### Task goal
Print out all of the records exactly; no picture belongs in the result.

### Data to process

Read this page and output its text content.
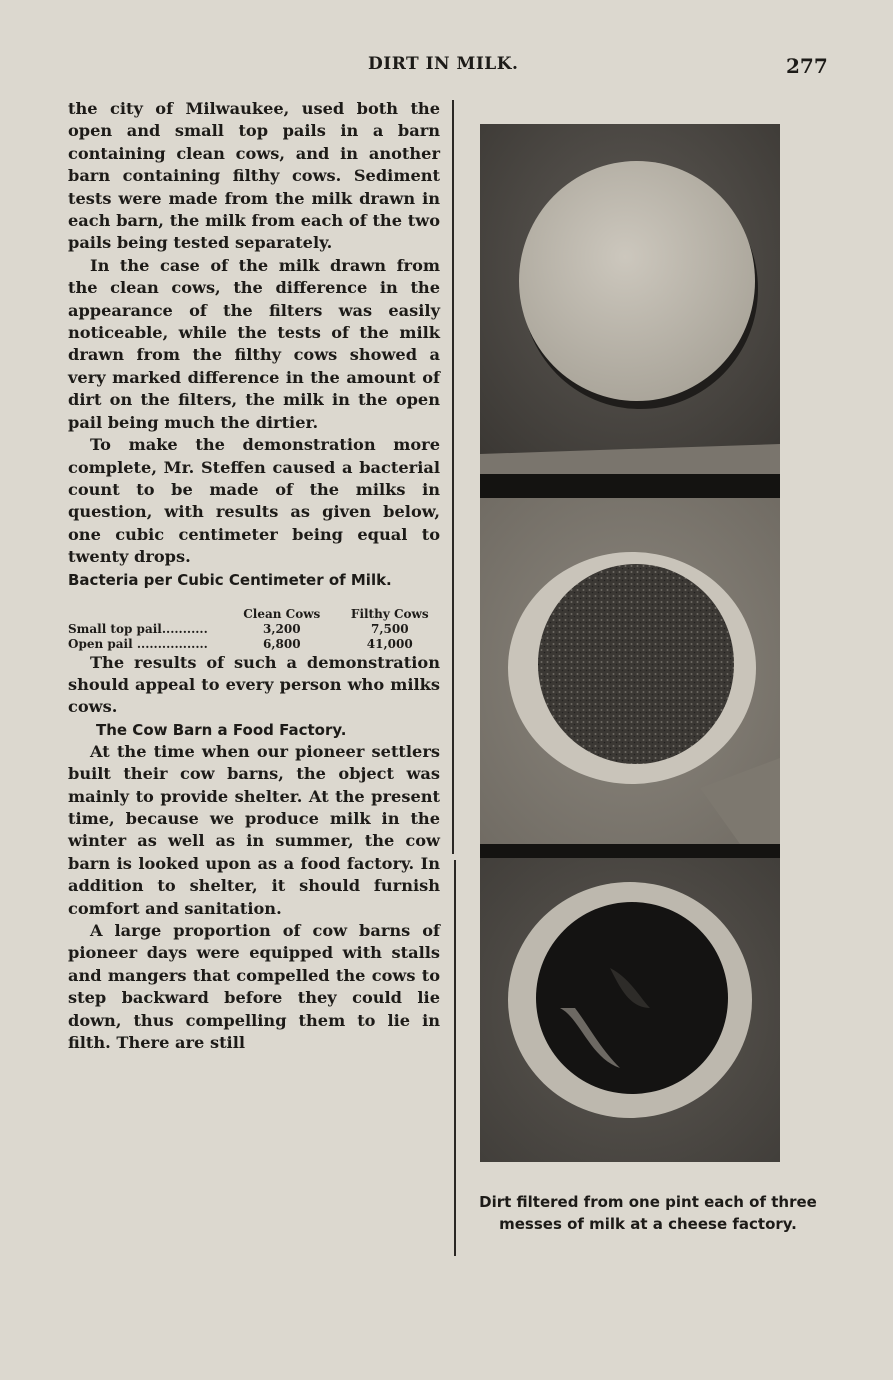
DIRT IN MILK.	277

the city of Milwaukee, used both the open and small top pails in a barn containing clean cows, and in another barn containing filthy cows. Sediment tests were made from the milk drawn in each barn, the milk from each of the two pails being tested separately.

In the case of the milk drawn from the clean cows, the difference in the appearance of the filters was easily noticeable, while the tests of the milk drawn from the filthy cows showed a very marked difference in the amount of dirt on the filters, the milk in the open pail being much the dirtier.

To make the demonstration more complete, Mr. Steffen caused a bacterial count to be made of the milks in question, with results as given below, one cubic centimeter being equal to twenty drops.

Bacteria per Cubic Centimeter of Milk.

	Clean Cows	Filthy Cows
Small top pail...........	3,200	7,500
Open pail .................	6,800	41,000

The results of such a demonstration should appeal to every person who milks cows.

The Cow Barn a Food Factory.

At the time when our pioneer settlers built their cow barns, the object was mainly to provide shelter. At the present time, because we produce milk in the winter as well as in summer, the cow barn is looked upon as a food factory. In addition to shelter, it should furnish comfort and sanitation.

A large proportion of cow barns of pioneer days were equipped with stalls and mangers that compelled the cows to step backward before they could lie down, thus compelling them to lie in filth. There are still

Dirt filtered from one pint each of three messes of milk at a cheese factory.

### Result of the task
Read this page and output its text content.
DIRT IN MILK.	277

the city of Milwaukee, used both the open and small top pails in a barn containing clean cows, and in another barn containing filthy cows. Sediment tests were made from the milk drawn in each barn, the milk from each of the two pails being tested separately.

In the case of the milk drawn from the clean cows, the difference in the appearance of the filters was easily noticeable, while the tests of the milk drawn from the filthy cows showed a very marked difference in the amount of dirt on the filters, the milk in the open pail being much the dirtier.

To make the demonstration more complete, Mr. Steffen caused a bacterial count to be made of the milks in question, with results as given below, one cubic centimeter being equal to twenty drops.

Bacteria per Cubic Centimeter of Milk.

	Clean Cows	Filthy Cows
Small top pail...........	3,200	7,500
Open pail .................	6,800	41,000

The results of such a demonstration should appeal to every person who milks cows.

The Cow Barn a Food Factory.

At the time when our pioneer settlers built their cow barns, the object was mainly to provide shelter. At the present time, because we produce milk in the winter as well as in summer, the cow barn is looked upon as a food factory. In addition to shelter, it should furnish comfort and sanitation.

A large proportion of cow barns of pioneer days were equipped with stalls and mangers that compelled the cows to step backward before they could lie down, thus compelling them to lie in filth. There are still

Dirt filtered from one pint each of three messes of milk at a cheese factory.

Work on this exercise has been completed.